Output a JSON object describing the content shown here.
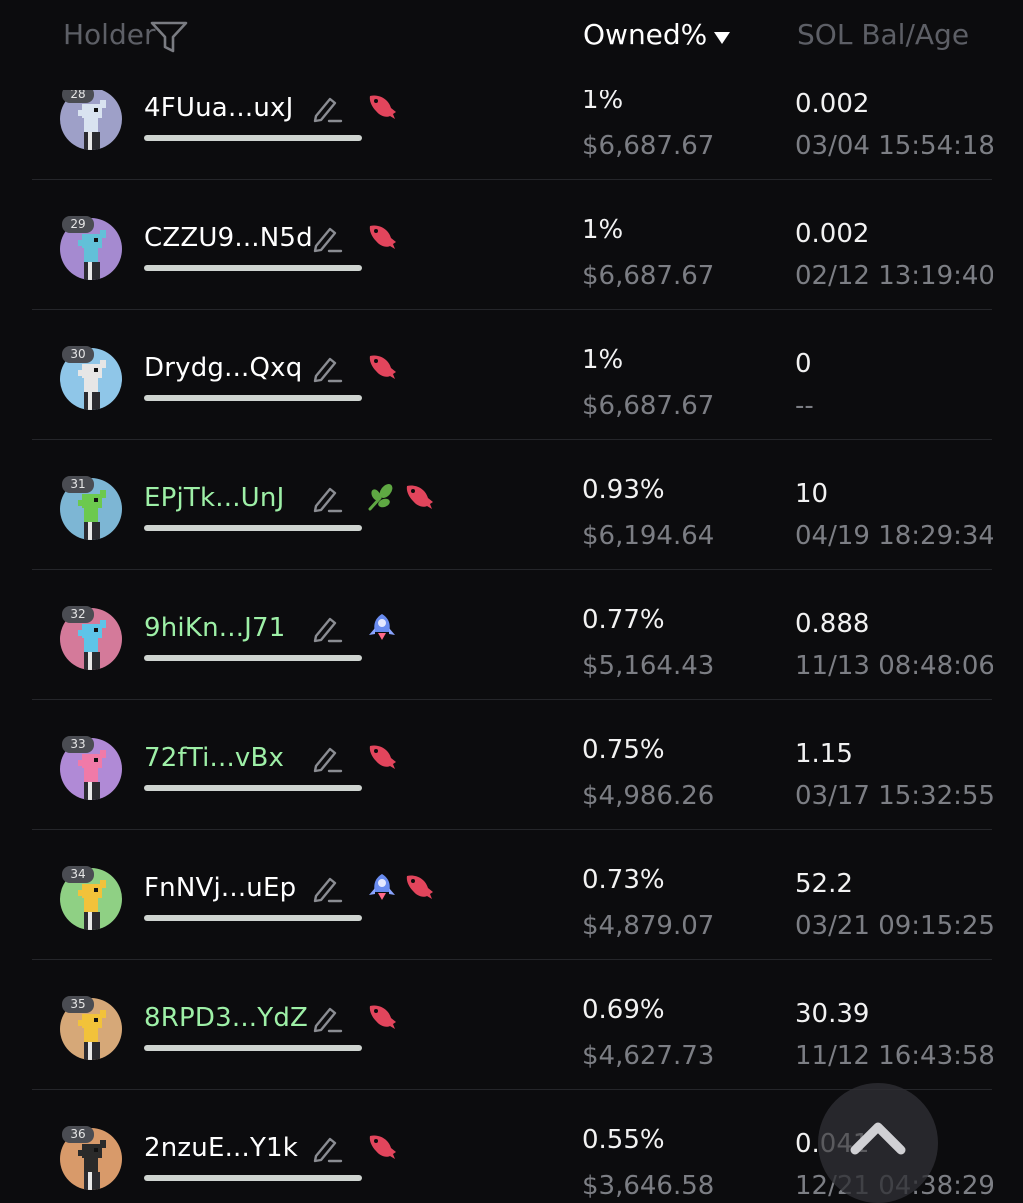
{
  "header": {
    "holder_label": "Holder",
    "owned_label": "Owned%",
    "sol_label": "SOL Bal/Age"
  },
  "rows": [
    {
      "rank": "28",
      "address": "4FUua...uxJ",
      "address_color": "#ffffff",
      "avatar_bg": "#9ea0c8",
      "avatar_fg": "#d9e3f0",
      "owned": "1%",
      "usd": "$6,687.67",
      "sol": "0.002",
      "age": "03/04 15:54:18",
      "icons": [
        "fish-icon"
      ]
    },
    {
      "rank": "29",
      "address": "CZZU9...N5d",
      "address_color": "#ffffff",
      "avatar_bg": "#a58ad0",
      "avatar_fg": "#62c0d8",
      "owned": "1%",
      "usd": "$6,687.67",
      "sol": "0.002",
      "age": "02/12 13:19:40",
      "icons": [
        "fish-icon"
      ]
    },
    {
      "rank": "30",
      "address": "Drydg...Qxq",
      "address_color": "#ffffff",
      "avatar_bg": "#8fc6e8",
      "avatar_fg": "#e6e6e6",
      "owned": "1%",
      "usd": "$6,687.67",
      "sol": "0",
      "age": "--",
      "icons": [
        "fish-icon"
      ]
    },
    {
      "rank": "31",
      "address": "EPjTk...UnJ",
      "address_color": "#9ef0a7",
      "avatar_bg": "#7db6d4",
      "avatar_fg": "#6cc94e",
      "owned": "0.93%",
      "usd": "$6,194.64",
      "sol": "10",
      "age": "04/19 18:29:34",
      "icons": [
        "herb-icon",
        "fish-icon"
      ]
    },
    {
      "rank": "32",
      "address": "9hiKn...J71",
      "address_color": "#9ef0a7",
      "avatar_bg": "#d47a9a",
      "avatar_fg": "#5ec4e8",
      "owned": "0.77%",
      "usd": "$5,164.43",
      "sol": "0.888",
      "age": "11/13 08:48:06",
      "icons": [
        "rocket-icon"
      ]
    },
    {
      "rank": "33",
      "address": "72fTi...vBx",
      "address_color": "#9ef0a7",
      "avatar_bg": "#b08ad6",
      "avatar_fg": "#f07aa8",
      "owned": "0.75%",
      "usd": "$4,986.26",
      "sol": "1.15",
      "age": "03/17 15:32:55",
      "icons": [
        "fish-icon"
      ]
    },
    {
      "rank": "34",
      "address": "FnNVj...uEp",
      "address_color": "#ffffff",
      "avatar_bg": "#8fd084",
      "avatar_fg": "#f2c23a",
      "owned": "0.73%",
      "usd": "$4,879.07",
      "sol": "52.2",
      "age": "03/21 09:15:25",
      "icons": [
        "rocket-icon",
        "fish-icon"
      ]
    },
    {
      "rank": "35",
      "address": "8RPD3...YdZ",
      "address_color": "#9ef0a7",
      "avatar_bg": "#d6a878",
      "avatar_fg": "#f2c23a",
      "owned": "0.69%",
      "usd": "$4,627.73",
      "sol": "30.39",
      "age": "11/12 16:43:58",
      "icons": [
        "fish-icon"
      ]
    },
    {
      "rank": "36",
      "address": "2nzuE...Y1k",
      "address_color": "#ffffff",
      "avatar_bg": "#d89a6a",
      "avatar_fg": "#2a2a2a",
      "owned": "0.55%",
      "usd": "$3,646.58",
      "sol": "0.041",
      "age": "12/21 04:38:29",
      "icons": [
        "fish-icon"
      ]
    }
  ],
  "icon_colors": {
    "fish": "#e2455c",
    "herb": "#5fa843",
    "rocket": "#6a8cf0"
  },
  "scroll_top": {
    "icon": "chevron-up-icon"
  }
}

- - -

# Direction
Keep only the lines that hold the string "rocket", and copy them out.

# Correct output
        "rocket-icon"
        "rocket-icon",
    "rocket": "#6a8cf0"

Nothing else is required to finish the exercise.